◆ **Stated problem 1**
According to the text on table anatomy, what usually determines which axis of a table becomes the rows and which becomes the columns?

____________

You might use a chart to explain seasonal trends to a client. You use a table to calculate bonuses, approve budgets, or submit results to a regulator.
Greater Tables is for that second case: high-precision, high-trust, high-clarity tabular presentation.
2. Anatomy of a Table
---------------------------
A well-formed table has three structural components:
1. **The data**—a rectangular array of values, typically numeric or categorical.
2. **Row labels**—one or more leading columns that organize the data by grouping rows, often hierarchically (e.g., country → region → city).
3. **Column labels**—a corresponding structure that organizes the columns, such as year → quarter → month.
Additional elements such as a **title**, **caption**, or **footnotes** may accompany the table but are not considered part of the data itself. Greater Tables encourages separating descriptive or contextual information into captions, preserving the purity of the table structure.
While most software merges row labels into the data table and treats column labels as headers, Greater Tables gives both equal attention. Each can carry meaningful hierarchy. The distinction between rows and columns is often arbitrary—in many tables, either axis could be transposed without changing the semantics. Layout and print constraints usually determine which becomes which.
.. admonition:: From Raw Data to Presentation Table
Before using Greater Tables, the dataset goes through several stages of preparation:
1. **Raw data**—often includes many columns, internal naming, and structure optimized for computation.
2. **Analysis dataset**—cleaned, subsetted, and possibly aggregated; new variables may be computed here.
3. **Derived elements**—secondary metrics like change over time, percentages of subtotal, or indexed values. These don't reflect direct observations but are built from them.

____________

◆ **Stated problem 2**
Render the records as a JSON list of strings, one string per line with blank lines omitted, starting at the first line of the records and ending at the line containing "ingredient-row[interactable]: Cous cous: [20, 210, 209, 240]".

____________

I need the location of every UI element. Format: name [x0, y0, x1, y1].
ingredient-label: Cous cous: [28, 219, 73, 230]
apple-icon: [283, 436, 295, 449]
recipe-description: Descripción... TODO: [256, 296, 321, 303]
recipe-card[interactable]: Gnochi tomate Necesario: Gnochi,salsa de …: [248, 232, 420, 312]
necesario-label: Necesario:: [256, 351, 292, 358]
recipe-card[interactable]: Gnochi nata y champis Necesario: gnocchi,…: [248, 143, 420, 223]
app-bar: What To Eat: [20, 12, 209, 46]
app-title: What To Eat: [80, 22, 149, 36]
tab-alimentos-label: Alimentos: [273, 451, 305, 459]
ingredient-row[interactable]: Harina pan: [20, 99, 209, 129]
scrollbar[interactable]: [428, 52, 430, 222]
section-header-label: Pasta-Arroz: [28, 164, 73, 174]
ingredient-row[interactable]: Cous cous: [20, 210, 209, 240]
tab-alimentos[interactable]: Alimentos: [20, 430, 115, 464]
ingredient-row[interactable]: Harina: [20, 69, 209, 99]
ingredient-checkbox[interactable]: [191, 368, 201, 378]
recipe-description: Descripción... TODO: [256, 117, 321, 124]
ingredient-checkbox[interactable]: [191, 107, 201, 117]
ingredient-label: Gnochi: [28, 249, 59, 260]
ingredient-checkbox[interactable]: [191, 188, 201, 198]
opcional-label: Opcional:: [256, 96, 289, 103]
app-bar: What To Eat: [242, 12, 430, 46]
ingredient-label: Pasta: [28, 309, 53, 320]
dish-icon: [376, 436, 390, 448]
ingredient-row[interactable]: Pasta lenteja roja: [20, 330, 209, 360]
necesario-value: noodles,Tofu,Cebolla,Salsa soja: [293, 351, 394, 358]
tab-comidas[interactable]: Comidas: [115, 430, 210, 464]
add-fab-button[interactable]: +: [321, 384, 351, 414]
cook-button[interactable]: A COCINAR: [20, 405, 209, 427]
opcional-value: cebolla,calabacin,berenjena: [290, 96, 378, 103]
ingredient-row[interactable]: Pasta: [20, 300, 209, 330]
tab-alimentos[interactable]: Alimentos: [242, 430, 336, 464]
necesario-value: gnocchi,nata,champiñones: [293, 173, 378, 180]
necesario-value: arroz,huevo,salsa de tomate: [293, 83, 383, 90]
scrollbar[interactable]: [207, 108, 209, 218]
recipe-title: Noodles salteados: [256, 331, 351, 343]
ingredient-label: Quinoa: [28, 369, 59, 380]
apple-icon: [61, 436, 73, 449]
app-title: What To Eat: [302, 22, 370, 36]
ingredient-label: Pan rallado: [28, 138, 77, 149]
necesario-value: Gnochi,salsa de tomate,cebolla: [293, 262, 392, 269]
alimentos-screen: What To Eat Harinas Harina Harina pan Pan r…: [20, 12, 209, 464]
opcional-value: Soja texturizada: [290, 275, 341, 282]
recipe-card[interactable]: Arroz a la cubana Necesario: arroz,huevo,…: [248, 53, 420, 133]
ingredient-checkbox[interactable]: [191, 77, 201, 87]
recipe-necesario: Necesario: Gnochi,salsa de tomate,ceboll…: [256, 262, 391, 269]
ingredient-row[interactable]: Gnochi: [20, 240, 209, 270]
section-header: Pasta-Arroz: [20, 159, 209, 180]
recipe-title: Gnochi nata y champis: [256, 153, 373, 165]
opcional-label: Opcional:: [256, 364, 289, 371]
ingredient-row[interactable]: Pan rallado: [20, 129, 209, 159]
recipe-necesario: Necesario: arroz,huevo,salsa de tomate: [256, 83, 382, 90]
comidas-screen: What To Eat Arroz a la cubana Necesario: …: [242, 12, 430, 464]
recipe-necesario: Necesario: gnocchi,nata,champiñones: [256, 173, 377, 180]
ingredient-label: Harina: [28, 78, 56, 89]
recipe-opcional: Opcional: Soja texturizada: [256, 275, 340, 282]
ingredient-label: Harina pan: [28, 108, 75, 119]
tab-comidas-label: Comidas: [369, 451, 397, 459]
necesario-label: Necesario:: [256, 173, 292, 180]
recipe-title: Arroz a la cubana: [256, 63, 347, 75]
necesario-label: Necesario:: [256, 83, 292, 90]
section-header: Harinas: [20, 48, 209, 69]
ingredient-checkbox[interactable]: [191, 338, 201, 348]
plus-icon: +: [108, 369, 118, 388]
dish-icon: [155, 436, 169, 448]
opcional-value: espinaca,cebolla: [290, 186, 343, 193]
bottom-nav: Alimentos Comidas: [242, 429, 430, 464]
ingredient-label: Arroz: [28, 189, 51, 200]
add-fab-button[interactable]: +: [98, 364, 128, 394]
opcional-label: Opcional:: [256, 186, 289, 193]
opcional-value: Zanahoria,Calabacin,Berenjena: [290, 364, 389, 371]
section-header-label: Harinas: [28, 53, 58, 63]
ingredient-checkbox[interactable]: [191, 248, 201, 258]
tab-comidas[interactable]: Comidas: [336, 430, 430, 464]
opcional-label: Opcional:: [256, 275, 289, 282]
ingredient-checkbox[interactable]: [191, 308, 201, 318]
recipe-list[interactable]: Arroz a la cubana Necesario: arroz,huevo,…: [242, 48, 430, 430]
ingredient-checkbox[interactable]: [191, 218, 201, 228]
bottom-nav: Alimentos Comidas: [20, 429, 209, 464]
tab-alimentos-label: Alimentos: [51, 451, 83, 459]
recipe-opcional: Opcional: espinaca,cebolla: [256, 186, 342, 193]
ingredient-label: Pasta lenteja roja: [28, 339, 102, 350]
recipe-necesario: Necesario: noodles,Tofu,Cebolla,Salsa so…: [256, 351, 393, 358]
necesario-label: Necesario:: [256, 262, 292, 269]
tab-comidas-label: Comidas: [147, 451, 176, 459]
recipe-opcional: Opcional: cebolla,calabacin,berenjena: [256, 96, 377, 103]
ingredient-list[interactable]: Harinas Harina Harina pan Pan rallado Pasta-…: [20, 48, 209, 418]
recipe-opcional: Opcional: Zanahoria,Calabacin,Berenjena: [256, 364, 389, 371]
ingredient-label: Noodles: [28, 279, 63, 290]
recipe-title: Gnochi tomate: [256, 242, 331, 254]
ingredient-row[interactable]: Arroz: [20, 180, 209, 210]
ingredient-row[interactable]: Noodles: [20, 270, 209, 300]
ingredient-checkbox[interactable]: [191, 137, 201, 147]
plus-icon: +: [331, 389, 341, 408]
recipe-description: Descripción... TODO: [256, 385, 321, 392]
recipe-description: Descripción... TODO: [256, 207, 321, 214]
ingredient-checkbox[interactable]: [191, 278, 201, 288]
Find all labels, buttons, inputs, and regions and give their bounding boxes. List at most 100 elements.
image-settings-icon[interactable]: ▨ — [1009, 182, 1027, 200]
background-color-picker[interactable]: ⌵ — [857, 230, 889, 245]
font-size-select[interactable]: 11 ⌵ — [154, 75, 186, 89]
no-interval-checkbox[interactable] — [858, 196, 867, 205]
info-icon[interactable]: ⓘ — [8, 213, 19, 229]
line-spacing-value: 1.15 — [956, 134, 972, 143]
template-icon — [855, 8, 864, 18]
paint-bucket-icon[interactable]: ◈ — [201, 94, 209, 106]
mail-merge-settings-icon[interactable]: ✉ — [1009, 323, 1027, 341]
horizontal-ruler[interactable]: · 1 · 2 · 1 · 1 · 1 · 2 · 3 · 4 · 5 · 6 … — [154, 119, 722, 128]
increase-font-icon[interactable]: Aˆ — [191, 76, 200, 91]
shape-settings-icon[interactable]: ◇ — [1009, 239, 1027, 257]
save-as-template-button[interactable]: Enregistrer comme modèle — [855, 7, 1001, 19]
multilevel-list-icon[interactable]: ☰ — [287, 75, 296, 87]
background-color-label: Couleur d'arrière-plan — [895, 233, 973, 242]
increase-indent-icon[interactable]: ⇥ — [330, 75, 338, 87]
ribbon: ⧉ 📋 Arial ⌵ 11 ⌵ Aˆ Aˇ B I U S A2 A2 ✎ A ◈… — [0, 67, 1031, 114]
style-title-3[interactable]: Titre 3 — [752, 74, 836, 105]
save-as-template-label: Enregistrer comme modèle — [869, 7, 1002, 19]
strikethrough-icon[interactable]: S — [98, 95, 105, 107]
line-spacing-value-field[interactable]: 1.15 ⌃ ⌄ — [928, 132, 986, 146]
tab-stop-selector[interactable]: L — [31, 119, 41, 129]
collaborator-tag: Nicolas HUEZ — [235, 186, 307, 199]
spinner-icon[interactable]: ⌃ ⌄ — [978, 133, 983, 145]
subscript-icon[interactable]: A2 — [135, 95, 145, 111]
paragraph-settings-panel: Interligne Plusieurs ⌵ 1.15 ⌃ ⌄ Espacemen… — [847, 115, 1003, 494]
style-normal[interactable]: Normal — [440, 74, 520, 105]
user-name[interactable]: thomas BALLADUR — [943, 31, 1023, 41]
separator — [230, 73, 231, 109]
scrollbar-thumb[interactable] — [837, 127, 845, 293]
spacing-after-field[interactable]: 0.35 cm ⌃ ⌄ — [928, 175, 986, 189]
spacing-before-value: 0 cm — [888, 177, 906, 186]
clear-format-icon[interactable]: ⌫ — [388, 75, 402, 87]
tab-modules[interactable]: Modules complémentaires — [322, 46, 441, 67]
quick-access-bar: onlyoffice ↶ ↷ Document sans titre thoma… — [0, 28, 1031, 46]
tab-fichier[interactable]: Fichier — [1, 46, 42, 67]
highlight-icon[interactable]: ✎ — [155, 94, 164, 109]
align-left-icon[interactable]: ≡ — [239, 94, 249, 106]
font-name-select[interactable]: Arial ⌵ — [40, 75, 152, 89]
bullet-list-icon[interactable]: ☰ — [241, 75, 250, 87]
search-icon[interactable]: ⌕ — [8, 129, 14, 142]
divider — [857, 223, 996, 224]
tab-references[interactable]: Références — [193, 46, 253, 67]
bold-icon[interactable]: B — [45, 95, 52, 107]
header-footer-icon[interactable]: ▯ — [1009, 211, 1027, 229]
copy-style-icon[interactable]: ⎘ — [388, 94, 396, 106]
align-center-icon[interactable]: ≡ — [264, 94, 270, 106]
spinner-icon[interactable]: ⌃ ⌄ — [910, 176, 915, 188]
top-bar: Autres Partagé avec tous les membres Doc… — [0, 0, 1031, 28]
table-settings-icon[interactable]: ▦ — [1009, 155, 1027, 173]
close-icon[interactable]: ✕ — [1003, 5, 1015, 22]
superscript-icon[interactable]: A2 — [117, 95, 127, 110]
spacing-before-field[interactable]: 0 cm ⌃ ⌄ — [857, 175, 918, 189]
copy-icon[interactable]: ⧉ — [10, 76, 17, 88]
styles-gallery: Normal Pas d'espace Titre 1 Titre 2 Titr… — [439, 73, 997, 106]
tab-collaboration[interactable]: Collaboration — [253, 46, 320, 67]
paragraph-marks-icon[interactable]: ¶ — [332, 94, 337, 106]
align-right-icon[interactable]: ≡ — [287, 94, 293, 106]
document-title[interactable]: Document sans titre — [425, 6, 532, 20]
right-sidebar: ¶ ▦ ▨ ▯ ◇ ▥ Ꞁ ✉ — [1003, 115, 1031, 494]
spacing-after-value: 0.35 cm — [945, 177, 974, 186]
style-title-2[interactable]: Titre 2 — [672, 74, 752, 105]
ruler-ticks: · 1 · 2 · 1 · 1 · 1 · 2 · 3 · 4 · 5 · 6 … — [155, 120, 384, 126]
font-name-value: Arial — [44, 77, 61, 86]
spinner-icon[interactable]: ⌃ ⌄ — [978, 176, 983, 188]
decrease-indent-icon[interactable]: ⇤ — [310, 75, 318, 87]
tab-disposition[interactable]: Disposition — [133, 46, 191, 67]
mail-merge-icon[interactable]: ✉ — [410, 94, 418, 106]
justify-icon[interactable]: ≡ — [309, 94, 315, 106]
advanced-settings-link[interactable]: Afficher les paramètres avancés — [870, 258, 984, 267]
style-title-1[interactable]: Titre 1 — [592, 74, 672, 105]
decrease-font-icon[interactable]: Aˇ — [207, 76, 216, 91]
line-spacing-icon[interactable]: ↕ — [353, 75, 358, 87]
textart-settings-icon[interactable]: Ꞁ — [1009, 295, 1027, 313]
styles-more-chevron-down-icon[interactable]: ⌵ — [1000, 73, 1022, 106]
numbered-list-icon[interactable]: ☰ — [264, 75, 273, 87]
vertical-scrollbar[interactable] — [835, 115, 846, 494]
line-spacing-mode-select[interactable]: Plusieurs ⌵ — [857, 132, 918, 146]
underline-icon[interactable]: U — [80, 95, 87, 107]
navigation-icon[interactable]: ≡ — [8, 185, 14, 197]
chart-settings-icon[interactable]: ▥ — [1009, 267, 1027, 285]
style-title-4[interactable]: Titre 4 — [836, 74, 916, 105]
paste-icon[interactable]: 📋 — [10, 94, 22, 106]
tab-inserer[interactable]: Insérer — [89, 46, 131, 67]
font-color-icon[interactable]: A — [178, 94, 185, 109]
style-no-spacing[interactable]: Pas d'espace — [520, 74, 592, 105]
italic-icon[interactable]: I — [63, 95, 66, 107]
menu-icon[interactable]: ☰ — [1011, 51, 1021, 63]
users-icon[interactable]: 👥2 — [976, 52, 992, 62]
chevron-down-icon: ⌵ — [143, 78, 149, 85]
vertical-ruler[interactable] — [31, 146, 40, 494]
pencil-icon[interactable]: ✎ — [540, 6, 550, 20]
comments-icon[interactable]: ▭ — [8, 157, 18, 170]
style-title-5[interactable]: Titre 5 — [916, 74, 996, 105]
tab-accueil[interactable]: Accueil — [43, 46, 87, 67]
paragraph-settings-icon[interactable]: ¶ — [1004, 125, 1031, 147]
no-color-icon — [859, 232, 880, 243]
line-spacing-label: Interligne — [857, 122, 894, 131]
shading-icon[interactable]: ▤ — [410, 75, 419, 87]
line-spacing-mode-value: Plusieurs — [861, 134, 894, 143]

____________

◆ **Full output 1**
Layout and print constraints usually determine which becomes which.

◆ **Full output 2**
[
  "I need the location of every UI element. Format: name [x0, y0, x1, y1].",
  "ingredient-label: Cous cous: [28, 219, 73, 230]",
  "apple-icon: [283, 436, 295, 449]",
  "recipe-description: Descripción... TODO: [256, 296, 321, 303]",
  "recipe-card[interactable]: Gnochi tomate Necesario: Gnochi,salsa de …: [248, 232, 420, 312]",
  "necesario-label: Necesario:: [256, 351, 292, 358]",
  "recipe-card[interactable]: Gnochi nata y champis Necesario: gnocchi,…: [248, 143, 420, 223]",
  "app-bar: What To Eat: [20, 12, 209, 46]",
  "app-title: What To Eat: [80, 22, 149, 36]",
  "tab-alimentos-label: Alimentos: [273, 451, 305, 459]",
  "ingredient-row[interactable]: Harina pan: [20, 99, 209, 129]",
  "scrollbar[interactable]: [428, 52, 430, 222]",
  "section-header-label: Pasta-Arroz: [28, 164, 73, 174]",
  "ingredient-row[interactable]: Cous cous: [20, 210, 209, 240]"
]